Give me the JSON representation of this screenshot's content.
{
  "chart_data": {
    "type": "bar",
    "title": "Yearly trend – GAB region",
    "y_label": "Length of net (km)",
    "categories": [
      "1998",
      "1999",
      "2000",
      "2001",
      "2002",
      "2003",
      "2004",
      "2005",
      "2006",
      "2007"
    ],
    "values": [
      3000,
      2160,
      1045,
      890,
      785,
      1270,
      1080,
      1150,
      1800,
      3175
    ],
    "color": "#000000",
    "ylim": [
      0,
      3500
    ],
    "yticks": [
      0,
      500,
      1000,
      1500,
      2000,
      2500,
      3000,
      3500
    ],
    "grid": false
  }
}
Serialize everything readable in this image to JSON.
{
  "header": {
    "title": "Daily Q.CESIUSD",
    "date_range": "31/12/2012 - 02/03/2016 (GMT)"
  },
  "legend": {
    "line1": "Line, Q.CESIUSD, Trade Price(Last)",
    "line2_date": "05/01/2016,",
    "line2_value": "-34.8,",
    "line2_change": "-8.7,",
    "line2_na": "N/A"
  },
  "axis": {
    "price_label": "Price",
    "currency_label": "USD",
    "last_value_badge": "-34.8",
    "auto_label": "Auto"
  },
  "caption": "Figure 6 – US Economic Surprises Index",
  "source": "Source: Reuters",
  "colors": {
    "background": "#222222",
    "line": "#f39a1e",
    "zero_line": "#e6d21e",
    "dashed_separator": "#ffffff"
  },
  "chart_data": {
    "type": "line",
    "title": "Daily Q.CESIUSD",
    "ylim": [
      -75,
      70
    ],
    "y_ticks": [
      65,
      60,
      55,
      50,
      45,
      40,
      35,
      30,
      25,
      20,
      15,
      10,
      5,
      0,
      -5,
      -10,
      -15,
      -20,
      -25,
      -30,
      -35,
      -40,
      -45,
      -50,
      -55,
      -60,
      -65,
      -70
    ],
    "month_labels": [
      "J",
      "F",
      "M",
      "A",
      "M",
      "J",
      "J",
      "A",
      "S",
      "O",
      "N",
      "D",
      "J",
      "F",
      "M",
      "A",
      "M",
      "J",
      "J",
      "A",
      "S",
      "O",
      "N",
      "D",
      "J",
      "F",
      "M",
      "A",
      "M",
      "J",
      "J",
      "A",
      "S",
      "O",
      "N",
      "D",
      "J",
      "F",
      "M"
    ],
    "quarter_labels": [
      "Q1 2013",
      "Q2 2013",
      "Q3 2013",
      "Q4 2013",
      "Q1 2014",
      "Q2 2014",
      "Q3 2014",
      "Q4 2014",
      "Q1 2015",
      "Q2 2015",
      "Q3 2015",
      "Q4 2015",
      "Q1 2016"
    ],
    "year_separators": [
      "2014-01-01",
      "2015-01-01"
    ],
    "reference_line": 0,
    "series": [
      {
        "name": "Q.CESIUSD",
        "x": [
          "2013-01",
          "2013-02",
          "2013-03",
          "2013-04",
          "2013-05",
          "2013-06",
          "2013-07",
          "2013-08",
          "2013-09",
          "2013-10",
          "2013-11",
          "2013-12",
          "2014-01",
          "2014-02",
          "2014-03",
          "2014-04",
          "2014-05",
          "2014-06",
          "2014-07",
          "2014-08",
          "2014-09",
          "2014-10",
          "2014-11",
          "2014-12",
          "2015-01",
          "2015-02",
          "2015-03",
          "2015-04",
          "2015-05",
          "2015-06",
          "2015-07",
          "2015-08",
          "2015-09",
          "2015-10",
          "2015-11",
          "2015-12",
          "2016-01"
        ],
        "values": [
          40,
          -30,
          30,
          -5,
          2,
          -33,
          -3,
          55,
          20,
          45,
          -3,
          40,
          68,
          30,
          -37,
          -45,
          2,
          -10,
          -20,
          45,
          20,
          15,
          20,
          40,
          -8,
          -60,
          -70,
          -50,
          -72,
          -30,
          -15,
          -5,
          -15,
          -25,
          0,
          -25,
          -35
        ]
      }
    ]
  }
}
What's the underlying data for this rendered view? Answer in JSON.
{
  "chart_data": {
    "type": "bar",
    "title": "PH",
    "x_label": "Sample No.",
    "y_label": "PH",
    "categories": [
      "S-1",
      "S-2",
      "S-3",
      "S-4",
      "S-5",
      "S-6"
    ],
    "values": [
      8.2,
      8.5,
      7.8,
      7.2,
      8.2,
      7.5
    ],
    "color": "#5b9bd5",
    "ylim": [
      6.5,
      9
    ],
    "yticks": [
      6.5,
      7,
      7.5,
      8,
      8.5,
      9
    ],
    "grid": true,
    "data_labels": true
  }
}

▸ TASK INSTRUCTIONS
Extract, word for word, each line of the listing above.

▸ SOLVED EXERCISE
Give me the JSON representation of this screenshot's content.
{
  "chart_data": {
    "type": "bar",
    "title": "Yearly trend – GAB region",
    "y_label": "Length of net (km)",
    "categories": [
      "1998",
      "1999",
      "2000",
      "2001",
      "2002",
      "2003",
      "2004",
      "2005",
      "2006",
      "2007"
    ],
    "values": [
      3000,
      2160,
      1045,
      890,
      785,
      1270,
      1080,
      1150,
      1800,
      3175
    ],
    "color": "#000000",
    "ylim": [
      0,
      3500
    ],
    "yticks": [
      0,
      500,
      1000,
      1500,
      2000,
      2500,
      3000,
      3500
    ],
    "grid": false
  }
}
Serialize everything readable in this image to JSON.
{
  "header": {
    "title": "Daily Q.CESIUSD",
    "date_range": "31/12/2012 - 02/03/2016 (GMT)"
  },
  "legend": {
    "line1": "Line, Q.CESIUSD, Trade Price(Last)",
    "line2_date": "05/01/2016,",
    "line2_value": "-34.8,",
    "line2_change": "-8.7,",
    "line2_na": "N/A"
  },
  "axis": {
    "price_label": "Price",
    "currency_label": "USD",
    "last_value_badge": "-34.8",
    "auto_label": "Auto"
  },
  "caption": "Figure 6 – US Economic Surprises Index",
  "source": "Source: Reuters",
  "colors": {
    "background": "#222222",
    "line": "#f39a1e",
    "zero_line": "#e6d21e",
    "dashed_separator": "#ffffff"
  },
  "chart_data": {
    "type": "line",
    "title": "Daily Q.CESIUSD",
    "ylim": [
      -75,
      70
    ],
    "y_ticks": [
      65,
      60,
      55,
      50,
      45,
      40,
      35,
      30,
      25,
      20,
      15,
      10,
      5,
      0,
      -5,
      -10,
      -15,
      -20,
      -25,
      -30,
      -35,
      -40,
      -45,
      -50,
      -55,
      -60,
      -65,
      -70
    ],
    "month_labels": [
      "J",
      "F",
      "M",
      "A",
      "M",
      "J",
      "J",
      "A",
      "S",
      "O",
      "N",
      "D",
      "J",
      "F",
      "M",
      "A",
      "M",
      "J",
      "J",
      "A",
      "S",
      "O",
      "N",
      "D",
      "J",
      "F",
      "M",
      "A",
      "M",
      "J",
      "J",
      "A",
      "S",
      "O",
      "N",
      "D",
      "J",
      "F",
      "M"
    ],
    "quarter_labels": [
      "Q1 2013",
      "Q2 2013",
      "Q3 2013",
      "Q4 2013",
      "Q1 2014",
      "Q2 2014",
      "Q3 2014",
      "Q4 2014",
      "Q1 2015",
      "Q2 2015",
      "Q3 2015",
      "Q4 2015",
      "Q1 2016"
    ],
    "year_separators": [
      "2014-01-01",
      "2015-01-01"
    ],
    "reference_line": 0,
    "series": [
      {
        "name": "Q.CESIUSD",
        "x": [
          "2013-01",
          "2013-02",
          "2013-03",
          "2013-04",
          "2013-05",
          "2013-06",
          "2013-07",
          "2013-08",
          "2013-09",
          "2013-10",
          "2013-11",
          "2013-12",
          "2014-01",
          "2014-02",
          "2014-03",
          "2014-04",
          "2014-05",
          "2014-06",
          "2014-07",
          "2014-08",
          "2014-09",
          "2014-10",
          "2014-11",
          "2014-12",
          "2015-01",
          "2015-02",
          "2015-03",
          "2015-04",
          "2015-05",
          "2015-06",
          "2015-07",
          "2015-08",
          "2015-09",
          "2015-10",
          "2015-11",
          "2015-12",
          "2016-01"
        ],
        "values": [
          40,
          -30,
          30,
          -5,
          2,
          -33,
          -3,
          55,
          20,
          45,
          -3,
          40,
          68,
          30,
          -37,
          -45,
          2,
          -10,
          -20,
          45,
          20,
          15,
          20,
          40,
          -8,
          -60,
          -70,
          -50,
          -72,
          -30,
          -15,
          -5,
          -15,
          -25,
          0,
          -25,
          -35
        ]
      }
    ]
  }
}
What's the underlying data for this rendered view? Answer in JSON.
{
  "chart_data": {
    "type": "bar",
    "title": "PH",
    "x_label": "Sample No.",
    "y_label": "PH",
    "categories": [
      "S-1",
      "S-2",
      "S-3",
      "S-4",
      "S-5",
      "S-6"
    ],
    "values": [
      8.2,
      8.5,
      7.8,
      7.2,
      8.2,
      7.5
    ],
    "color": "#5b9bd5",
    "ylim": [
      6.5,
      9
    ],
    "yticks": [
      6.5,
      7,
      7.5,
      8,
      8.5,
      9
    ],
    "grid": true,
    "data_labels": true
  }
}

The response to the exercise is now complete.